Exercise instructions ::
Show each line of the data below that has the string "АТЭЦ" in it.

Supplied data ::
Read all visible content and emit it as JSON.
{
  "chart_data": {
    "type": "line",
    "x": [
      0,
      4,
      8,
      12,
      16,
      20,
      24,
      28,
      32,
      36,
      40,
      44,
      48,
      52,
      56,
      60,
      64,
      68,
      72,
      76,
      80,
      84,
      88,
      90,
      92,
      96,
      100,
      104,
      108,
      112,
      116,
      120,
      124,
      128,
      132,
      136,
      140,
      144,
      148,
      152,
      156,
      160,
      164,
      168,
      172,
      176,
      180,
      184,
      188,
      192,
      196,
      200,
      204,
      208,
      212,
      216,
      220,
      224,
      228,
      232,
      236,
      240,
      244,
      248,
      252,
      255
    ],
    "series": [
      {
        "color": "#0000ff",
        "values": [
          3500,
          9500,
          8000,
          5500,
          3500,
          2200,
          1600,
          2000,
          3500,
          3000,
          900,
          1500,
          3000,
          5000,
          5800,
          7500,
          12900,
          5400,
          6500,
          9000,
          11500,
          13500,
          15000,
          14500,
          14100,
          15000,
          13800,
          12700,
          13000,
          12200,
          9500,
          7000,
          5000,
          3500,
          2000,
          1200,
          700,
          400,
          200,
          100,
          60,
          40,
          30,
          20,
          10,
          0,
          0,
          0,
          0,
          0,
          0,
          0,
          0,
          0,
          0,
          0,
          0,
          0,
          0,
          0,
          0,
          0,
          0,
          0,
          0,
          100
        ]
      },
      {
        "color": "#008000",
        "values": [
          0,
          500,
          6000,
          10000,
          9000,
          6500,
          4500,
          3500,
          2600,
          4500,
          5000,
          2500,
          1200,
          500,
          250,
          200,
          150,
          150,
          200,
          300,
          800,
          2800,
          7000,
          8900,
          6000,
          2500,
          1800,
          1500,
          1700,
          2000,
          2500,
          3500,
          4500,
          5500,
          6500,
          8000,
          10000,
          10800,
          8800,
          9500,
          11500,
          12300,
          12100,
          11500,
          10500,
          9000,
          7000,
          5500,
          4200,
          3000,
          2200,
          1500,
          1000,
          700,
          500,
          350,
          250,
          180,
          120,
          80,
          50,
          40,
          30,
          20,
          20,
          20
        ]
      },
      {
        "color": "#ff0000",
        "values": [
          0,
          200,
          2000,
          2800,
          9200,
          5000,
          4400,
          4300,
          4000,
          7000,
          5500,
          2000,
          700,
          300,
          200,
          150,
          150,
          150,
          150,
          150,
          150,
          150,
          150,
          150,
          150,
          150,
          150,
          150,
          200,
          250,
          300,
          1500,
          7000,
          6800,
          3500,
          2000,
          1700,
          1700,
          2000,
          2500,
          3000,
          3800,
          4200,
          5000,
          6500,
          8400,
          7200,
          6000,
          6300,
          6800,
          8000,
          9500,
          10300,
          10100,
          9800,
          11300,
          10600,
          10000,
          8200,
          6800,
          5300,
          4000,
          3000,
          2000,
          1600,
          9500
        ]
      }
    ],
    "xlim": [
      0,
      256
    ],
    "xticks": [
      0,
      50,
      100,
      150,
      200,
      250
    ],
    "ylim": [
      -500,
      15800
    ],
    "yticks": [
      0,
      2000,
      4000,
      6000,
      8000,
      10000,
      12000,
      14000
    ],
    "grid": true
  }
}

---

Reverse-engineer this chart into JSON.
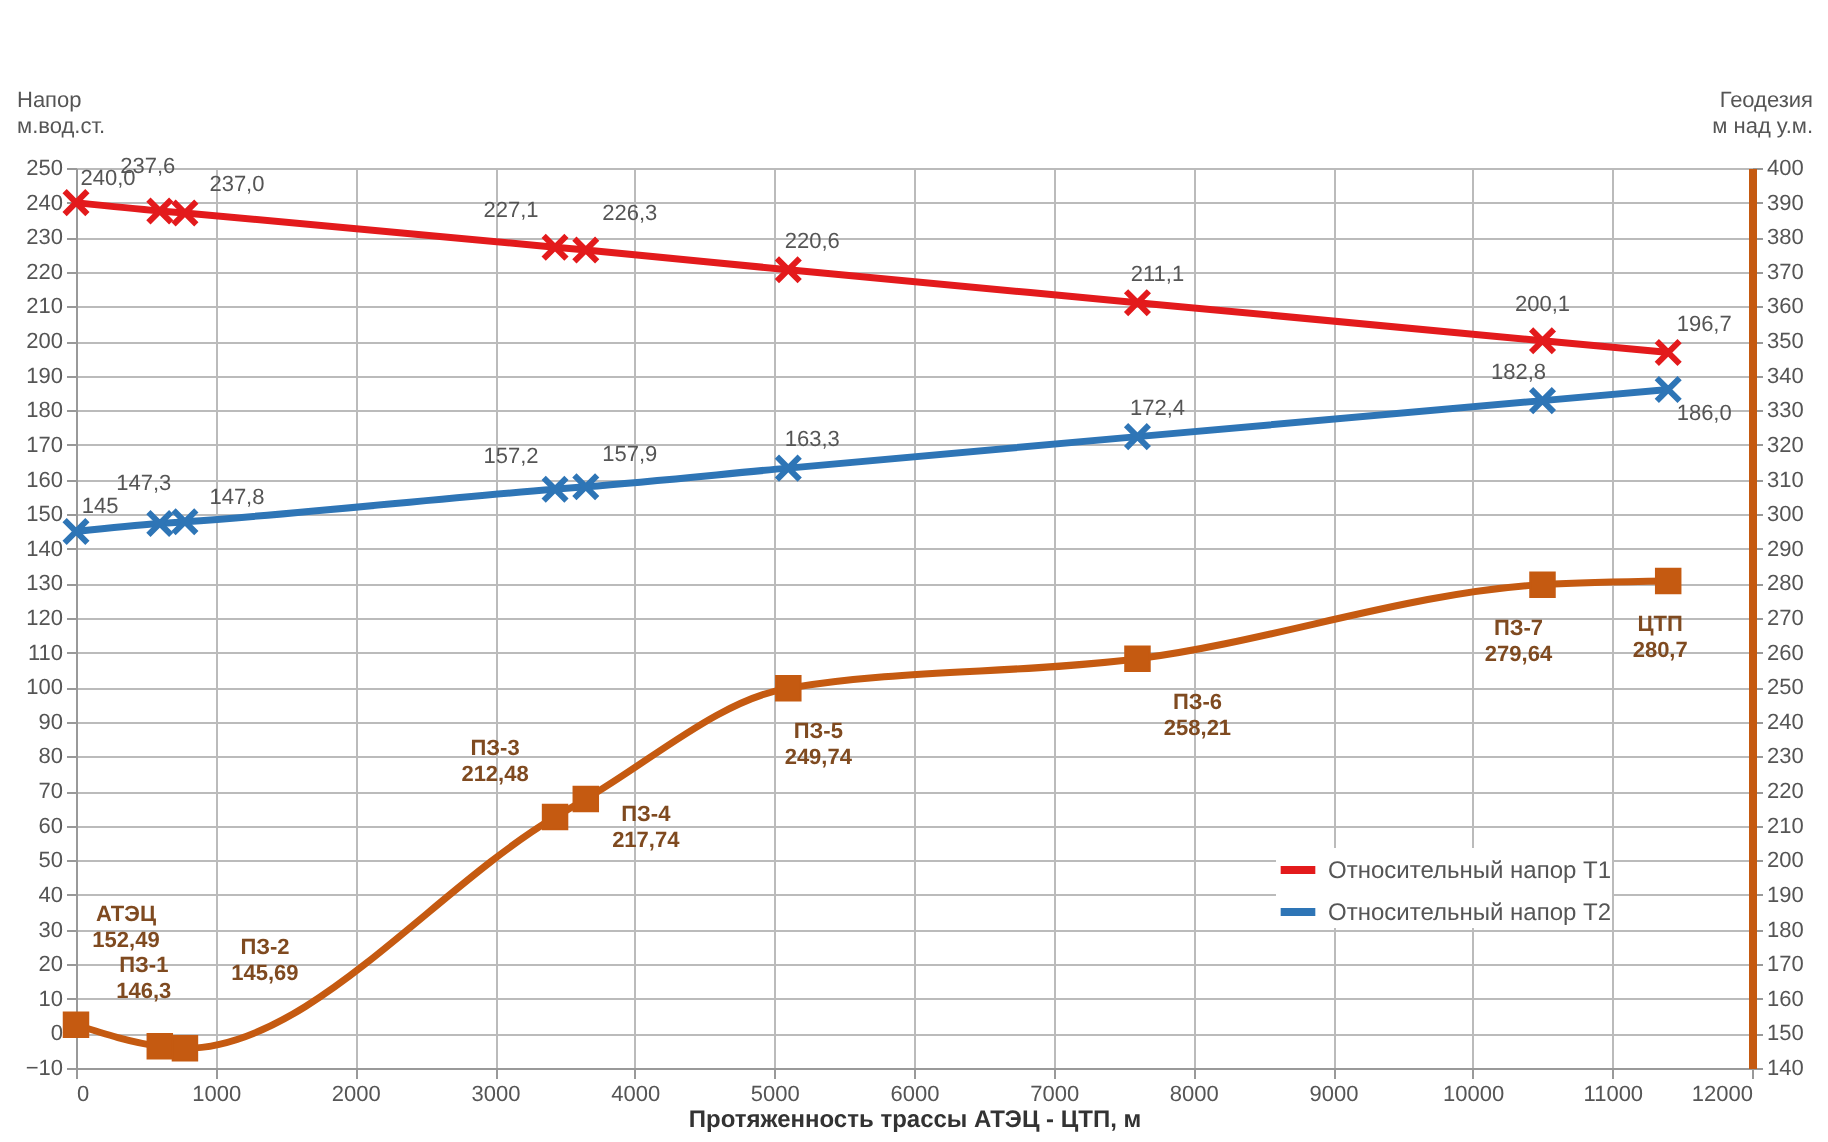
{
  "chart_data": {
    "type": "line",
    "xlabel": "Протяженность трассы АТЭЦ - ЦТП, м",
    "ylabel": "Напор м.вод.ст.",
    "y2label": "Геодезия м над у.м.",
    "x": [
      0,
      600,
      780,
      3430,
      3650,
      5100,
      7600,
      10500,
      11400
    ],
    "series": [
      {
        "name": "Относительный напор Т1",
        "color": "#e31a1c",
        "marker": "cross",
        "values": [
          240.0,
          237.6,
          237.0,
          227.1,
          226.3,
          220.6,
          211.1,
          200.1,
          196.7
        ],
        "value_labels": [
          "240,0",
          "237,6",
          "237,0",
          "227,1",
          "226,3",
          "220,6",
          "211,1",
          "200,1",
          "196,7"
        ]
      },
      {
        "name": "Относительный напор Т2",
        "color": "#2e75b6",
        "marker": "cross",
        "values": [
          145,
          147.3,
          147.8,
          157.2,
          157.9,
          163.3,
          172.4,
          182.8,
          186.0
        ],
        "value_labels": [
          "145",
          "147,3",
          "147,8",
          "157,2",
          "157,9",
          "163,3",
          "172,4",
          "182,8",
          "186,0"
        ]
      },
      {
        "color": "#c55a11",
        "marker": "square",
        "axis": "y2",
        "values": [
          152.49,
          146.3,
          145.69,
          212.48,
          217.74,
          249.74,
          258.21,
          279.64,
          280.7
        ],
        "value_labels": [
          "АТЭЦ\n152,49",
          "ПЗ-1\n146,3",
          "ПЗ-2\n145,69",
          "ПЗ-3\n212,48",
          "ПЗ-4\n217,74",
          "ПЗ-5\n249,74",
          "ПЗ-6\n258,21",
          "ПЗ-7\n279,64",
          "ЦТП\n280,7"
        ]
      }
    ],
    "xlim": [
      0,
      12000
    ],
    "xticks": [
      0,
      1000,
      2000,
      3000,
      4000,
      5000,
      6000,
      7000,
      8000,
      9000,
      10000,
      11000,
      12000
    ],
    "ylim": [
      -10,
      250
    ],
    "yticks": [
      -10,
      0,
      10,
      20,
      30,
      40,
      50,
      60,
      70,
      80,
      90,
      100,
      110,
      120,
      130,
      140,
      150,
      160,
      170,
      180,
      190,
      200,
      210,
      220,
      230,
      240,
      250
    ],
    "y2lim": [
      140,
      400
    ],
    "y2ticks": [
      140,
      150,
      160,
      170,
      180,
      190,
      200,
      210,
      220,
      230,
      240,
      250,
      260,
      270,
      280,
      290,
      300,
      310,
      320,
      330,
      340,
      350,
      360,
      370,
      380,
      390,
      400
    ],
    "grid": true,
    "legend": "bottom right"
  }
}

Solution for this task ::
    "xlabel": "Протяженность трассы АТЭЦ - ЦТП, м",
          "АТЭЦ\n152,49",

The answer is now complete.